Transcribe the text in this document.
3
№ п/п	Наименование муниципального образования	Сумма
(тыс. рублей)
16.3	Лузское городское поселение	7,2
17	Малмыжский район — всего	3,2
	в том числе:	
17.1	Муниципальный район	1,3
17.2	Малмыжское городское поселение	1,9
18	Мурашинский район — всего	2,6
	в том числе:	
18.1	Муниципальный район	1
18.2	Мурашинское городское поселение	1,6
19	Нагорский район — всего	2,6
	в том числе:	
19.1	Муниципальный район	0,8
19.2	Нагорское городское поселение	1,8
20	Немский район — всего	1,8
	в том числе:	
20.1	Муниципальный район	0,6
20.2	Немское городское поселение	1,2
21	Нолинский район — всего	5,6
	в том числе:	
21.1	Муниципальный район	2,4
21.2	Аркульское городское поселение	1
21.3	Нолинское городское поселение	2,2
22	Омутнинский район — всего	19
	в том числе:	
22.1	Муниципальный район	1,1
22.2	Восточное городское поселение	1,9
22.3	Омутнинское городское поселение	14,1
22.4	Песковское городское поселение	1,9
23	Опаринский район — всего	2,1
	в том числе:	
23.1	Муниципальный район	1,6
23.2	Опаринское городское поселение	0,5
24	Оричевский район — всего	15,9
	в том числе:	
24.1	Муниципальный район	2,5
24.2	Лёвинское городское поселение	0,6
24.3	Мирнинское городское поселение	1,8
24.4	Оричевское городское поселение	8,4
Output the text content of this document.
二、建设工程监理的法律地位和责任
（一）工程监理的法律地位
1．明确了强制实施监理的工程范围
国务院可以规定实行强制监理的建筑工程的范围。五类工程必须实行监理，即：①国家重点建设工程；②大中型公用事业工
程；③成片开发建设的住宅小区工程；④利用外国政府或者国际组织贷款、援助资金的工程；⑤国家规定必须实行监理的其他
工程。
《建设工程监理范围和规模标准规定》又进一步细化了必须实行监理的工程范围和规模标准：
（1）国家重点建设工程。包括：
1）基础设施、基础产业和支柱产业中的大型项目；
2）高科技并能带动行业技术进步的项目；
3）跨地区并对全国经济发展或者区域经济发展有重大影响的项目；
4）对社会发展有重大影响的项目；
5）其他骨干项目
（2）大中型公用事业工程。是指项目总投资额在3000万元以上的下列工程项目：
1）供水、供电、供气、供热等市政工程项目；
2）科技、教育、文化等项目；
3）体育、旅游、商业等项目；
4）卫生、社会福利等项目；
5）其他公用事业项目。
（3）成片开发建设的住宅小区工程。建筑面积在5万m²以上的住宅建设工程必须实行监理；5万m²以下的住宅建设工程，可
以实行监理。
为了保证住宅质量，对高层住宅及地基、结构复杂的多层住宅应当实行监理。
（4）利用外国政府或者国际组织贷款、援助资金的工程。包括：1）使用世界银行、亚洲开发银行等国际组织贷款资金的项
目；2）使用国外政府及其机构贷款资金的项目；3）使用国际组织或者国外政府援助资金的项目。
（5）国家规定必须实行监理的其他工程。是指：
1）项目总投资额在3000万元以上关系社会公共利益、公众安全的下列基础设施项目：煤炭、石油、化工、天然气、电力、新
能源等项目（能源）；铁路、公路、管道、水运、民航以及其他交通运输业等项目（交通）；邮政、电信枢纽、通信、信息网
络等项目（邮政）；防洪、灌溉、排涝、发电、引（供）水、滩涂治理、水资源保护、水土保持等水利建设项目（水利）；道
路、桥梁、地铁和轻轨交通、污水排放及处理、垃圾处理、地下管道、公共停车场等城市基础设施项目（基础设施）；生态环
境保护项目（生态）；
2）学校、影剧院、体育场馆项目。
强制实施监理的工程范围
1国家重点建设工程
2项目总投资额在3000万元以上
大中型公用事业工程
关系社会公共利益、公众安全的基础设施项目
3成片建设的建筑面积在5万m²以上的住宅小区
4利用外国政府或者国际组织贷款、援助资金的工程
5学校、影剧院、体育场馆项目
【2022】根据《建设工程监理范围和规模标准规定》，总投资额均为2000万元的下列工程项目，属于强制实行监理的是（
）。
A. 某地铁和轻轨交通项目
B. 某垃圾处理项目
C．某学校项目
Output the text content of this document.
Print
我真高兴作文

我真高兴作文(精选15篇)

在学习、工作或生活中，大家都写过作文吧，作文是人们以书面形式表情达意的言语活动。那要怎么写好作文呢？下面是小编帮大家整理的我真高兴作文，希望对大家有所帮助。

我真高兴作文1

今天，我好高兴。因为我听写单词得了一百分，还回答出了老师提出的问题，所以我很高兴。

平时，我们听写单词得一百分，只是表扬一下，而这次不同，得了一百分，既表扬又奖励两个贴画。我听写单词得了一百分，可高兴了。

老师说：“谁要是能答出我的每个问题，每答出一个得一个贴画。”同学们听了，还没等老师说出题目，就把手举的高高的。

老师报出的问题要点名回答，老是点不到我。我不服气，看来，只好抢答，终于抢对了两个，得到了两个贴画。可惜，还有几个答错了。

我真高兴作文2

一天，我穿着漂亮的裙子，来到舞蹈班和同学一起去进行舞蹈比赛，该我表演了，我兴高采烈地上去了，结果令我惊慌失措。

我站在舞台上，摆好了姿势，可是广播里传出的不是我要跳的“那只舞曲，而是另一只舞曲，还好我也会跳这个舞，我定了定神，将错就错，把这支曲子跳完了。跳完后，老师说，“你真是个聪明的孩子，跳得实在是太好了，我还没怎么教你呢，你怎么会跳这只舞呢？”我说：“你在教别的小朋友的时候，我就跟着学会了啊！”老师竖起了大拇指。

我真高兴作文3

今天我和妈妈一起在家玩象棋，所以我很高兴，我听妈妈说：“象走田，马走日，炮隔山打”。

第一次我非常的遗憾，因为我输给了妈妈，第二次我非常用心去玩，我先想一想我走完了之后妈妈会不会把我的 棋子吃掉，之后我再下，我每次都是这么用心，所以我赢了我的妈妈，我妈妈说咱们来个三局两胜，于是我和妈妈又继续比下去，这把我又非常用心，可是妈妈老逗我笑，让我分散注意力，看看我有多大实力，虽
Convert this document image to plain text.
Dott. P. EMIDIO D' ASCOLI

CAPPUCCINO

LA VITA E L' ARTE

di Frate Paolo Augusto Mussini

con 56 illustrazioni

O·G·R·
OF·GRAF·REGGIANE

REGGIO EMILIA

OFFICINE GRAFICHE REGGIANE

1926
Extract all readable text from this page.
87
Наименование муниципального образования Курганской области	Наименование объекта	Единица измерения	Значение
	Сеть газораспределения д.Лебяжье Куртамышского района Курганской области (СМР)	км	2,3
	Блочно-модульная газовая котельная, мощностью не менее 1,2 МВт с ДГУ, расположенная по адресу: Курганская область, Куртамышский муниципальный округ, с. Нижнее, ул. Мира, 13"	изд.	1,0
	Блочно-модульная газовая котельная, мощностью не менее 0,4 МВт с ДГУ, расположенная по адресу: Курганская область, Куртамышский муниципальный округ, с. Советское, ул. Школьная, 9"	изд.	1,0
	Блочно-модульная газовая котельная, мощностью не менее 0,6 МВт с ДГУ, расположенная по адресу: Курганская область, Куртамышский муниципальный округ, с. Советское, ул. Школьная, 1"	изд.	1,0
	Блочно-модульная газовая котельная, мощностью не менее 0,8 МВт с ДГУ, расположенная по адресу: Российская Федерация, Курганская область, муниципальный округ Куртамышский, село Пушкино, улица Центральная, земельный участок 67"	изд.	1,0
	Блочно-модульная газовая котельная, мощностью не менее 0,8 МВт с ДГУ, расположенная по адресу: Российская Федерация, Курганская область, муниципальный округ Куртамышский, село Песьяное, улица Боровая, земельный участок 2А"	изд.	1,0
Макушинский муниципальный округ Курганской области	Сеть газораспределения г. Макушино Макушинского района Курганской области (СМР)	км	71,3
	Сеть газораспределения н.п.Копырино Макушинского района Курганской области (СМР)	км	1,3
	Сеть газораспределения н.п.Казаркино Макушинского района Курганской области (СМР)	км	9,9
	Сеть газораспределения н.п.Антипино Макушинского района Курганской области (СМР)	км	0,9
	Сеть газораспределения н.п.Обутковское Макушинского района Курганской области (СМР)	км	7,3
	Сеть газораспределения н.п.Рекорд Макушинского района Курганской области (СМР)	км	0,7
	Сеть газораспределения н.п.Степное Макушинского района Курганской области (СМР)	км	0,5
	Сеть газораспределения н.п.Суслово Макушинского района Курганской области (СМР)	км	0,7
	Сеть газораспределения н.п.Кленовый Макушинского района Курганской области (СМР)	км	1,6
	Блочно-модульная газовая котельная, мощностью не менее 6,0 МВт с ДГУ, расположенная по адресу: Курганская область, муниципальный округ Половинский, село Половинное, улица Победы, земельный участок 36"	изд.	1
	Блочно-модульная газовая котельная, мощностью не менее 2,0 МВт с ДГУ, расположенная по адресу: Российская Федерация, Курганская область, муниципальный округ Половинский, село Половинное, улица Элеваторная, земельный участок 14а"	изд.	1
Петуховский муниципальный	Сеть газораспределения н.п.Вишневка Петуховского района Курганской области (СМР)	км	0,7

- _WRITTEN EXERCISE_:
In the records above, how many lines include the string "образования"? Answer with only the number.

- _WRITTEN ANSWER_:
2